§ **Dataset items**
+ + +
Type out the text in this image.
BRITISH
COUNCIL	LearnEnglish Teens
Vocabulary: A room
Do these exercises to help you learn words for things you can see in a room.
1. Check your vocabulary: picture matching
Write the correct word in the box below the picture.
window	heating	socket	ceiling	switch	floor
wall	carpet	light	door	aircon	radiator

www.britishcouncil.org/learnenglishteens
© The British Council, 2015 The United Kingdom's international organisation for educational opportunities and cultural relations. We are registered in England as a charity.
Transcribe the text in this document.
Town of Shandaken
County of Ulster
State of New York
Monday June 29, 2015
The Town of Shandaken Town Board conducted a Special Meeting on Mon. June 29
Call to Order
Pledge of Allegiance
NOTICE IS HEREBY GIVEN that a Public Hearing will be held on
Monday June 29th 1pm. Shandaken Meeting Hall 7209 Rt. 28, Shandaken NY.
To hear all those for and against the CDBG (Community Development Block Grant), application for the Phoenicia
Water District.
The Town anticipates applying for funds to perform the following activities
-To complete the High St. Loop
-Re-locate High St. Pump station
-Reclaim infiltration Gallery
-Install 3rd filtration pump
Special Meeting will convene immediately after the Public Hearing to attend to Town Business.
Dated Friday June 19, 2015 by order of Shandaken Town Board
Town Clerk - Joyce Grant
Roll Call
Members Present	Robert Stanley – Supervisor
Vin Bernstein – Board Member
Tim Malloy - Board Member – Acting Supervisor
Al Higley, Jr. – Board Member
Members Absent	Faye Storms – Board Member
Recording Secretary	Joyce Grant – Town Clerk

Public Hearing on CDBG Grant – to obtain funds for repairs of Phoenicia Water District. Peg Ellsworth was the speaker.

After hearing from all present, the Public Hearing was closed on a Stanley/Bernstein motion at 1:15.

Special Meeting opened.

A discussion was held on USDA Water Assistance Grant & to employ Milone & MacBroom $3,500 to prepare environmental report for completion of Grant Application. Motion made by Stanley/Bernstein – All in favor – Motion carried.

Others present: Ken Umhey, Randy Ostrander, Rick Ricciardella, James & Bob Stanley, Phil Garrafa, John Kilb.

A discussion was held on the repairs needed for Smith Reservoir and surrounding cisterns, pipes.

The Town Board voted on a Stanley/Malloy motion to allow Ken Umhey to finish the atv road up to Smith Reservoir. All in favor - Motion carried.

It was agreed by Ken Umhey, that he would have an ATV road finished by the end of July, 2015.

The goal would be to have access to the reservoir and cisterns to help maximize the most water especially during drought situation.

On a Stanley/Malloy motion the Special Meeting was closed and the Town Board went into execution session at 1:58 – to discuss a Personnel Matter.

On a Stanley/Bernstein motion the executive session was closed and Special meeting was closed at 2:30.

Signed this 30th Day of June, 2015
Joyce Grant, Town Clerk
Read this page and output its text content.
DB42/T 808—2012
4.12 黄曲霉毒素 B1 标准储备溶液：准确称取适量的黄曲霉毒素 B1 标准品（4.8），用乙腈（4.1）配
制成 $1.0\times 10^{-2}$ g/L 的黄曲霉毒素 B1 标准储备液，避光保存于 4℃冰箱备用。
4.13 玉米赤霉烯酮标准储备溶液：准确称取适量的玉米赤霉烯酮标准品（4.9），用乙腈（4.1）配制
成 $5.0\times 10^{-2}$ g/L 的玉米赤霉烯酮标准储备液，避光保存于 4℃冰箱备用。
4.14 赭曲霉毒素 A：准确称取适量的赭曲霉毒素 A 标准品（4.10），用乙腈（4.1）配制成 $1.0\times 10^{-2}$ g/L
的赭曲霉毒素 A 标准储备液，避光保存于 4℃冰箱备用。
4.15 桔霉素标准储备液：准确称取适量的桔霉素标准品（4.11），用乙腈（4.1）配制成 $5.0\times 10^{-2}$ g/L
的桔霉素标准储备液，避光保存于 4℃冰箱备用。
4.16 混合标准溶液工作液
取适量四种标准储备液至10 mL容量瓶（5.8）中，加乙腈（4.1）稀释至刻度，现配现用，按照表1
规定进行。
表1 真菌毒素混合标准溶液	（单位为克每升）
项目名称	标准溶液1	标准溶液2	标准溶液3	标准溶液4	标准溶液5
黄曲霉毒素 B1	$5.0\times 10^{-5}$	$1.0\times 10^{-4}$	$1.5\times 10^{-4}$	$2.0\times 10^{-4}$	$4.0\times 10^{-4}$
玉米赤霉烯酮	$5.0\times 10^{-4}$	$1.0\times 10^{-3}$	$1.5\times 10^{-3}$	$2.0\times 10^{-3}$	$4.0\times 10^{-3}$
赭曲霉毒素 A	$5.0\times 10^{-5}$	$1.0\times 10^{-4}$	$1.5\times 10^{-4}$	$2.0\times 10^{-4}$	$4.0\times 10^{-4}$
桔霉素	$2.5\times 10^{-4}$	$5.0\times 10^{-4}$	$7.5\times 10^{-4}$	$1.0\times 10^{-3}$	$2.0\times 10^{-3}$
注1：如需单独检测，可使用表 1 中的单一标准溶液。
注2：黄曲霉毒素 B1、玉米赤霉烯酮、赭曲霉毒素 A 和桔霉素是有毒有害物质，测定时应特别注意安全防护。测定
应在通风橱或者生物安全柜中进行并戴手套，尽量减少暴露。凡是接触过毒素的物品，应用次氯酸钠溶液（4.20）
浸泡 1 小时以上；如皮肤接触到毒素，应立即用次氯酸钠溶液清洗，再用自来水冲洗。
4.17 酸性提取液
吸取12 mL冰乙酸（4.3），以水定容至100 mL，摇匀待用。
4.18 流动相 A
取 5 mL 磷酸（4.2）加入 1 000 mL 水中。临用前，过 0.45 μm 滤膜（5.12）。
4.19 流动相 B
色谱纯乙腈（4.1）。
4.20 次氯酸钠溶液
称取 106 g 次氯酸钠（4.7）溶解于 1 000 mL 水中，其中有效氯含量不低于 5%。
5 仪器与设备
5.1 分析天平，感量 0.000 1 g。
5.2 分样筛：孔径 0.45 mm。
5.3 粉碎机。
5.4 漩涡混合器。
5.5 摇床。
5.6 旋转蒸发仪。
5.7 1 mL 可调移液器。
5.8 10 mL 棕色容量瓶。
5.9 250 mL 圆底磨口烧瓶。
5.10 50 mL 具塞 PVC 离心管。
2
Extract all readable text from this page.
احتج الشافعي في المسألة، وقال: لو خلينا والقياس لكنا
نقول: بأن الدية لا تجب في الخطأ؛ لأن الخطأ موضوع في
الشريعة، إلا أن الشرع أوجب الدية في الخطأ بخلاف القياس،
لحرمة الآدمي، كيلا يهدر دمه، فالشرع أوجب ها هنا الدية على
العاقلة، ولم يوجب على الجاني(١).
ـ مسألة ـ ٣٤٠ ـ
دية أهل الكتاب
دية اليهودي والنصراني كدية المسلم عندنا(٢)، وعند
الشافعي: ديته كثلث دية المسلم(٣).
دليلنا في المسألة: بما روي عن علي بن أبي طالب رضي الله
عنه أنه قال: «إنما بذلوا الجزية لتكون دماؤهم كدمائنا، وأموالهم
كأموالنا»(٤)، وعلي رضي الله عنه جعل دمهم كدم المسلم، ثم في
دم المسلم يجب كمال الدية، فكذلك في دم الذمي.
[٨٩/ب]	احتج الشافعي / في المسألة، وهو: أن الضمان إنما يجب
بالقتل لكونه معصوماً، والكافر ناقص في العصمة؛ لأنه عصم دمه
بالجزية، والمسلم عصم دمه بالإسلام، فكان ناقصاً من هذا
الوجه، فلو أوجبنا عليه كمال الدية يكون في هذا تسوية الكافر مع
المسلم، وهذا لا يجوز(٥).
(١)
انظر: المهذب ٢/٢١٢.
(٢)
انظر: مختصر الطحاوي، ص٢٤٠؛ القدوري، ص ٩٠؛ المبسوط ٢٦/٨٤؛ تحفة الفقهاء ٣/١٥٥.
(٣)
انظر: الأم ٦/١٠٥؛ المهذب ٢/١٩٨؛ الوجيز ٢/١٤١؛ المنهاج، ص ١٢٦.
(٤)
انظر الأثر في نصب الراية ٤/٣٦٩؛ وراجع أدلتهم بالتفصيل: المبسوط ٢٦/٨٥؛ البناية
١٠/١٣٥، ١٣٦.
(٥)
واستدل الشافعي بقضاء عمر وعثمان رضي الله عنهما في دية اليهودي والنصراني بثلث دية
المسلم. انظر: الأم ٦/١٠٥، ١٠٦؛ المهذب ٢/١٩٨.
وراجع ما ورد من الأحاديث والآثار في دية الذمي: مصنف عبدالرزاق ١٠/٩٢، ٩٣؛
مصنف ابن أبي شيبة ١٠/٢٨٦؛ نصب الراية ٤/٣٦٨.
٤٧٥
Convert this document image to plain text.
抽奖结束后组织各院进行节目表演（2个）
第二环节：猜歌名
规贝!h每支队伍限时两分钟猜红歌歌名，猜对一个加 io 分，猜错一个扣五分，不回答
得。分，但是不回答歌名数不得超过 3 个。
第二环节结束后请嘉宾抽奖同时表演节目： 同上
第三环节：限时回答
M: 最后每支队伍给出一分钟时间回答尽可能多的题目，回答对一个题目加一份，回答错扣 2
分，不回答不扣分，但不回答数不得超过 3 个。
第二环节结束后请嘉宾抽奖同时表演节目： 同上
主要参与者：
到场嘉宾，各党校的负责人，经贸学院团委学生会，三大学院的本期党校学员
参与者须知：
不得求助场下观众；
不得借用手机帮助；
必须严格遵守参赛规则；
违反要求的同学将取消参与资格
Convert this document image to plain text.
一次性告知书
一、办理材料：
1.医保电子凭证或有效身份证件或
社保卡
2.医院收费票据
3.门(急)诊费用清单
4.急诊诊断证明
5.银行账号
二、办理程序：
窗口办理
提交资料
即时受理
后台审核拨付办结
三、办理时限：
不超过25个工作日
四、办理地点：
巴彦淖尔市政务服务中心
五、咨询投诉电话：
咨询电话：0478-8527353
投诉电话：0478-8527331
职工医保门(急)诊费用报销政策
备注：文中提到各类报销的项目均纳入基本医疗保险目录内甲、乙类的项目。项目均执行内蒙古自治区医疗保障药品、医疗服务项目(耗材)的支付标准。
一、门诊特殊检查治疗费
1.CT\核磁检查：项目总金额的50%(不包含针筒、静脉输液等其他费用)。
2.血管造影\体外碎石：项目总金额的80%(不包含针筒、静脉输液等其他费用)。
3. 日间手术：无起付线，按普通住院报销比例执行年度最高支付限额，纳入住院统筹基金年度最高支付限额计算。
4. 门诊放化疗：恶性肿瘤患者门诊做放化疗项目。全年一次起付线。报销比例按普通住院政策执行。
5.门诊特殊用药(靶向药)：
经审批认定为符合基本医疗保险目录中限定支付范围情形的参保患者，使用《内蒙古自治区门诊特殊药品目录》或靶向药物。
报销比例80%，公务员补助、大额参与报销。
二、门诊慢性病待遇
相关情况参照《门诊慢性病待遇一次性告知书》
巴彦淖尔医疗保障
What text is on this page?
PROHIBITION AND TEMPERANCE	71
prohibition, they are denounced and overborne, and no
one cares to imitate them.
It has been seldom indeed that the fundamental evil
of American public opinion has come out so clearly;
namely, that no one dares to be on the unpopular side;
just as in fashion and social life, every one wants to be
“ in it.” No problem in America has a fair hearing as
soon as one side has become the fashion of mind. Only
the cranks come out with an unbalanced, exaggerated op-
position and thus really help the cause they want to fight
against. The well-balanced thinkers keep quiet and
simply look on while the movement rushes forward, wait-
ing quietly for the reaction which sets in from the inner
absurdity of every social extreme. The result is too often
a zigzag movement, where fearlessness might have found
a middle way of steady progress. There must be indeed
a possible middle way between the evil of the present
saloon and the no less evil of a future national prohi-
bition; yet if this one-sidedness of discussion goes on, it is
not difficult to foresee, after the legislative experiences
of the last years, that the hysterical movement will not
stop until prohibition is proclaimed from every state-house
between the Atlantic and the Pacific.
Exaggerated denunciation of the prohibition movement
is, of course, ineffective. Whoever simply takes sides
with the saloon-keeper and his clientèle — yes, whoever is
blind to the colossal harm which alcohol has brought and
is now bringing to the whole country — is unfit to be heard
+ + +
§ **GIVEN TASK**
Across the preceding material, how many lines contain the word "المسألة"? State the number alone.

§ **EXPECTED OUTPUT**
3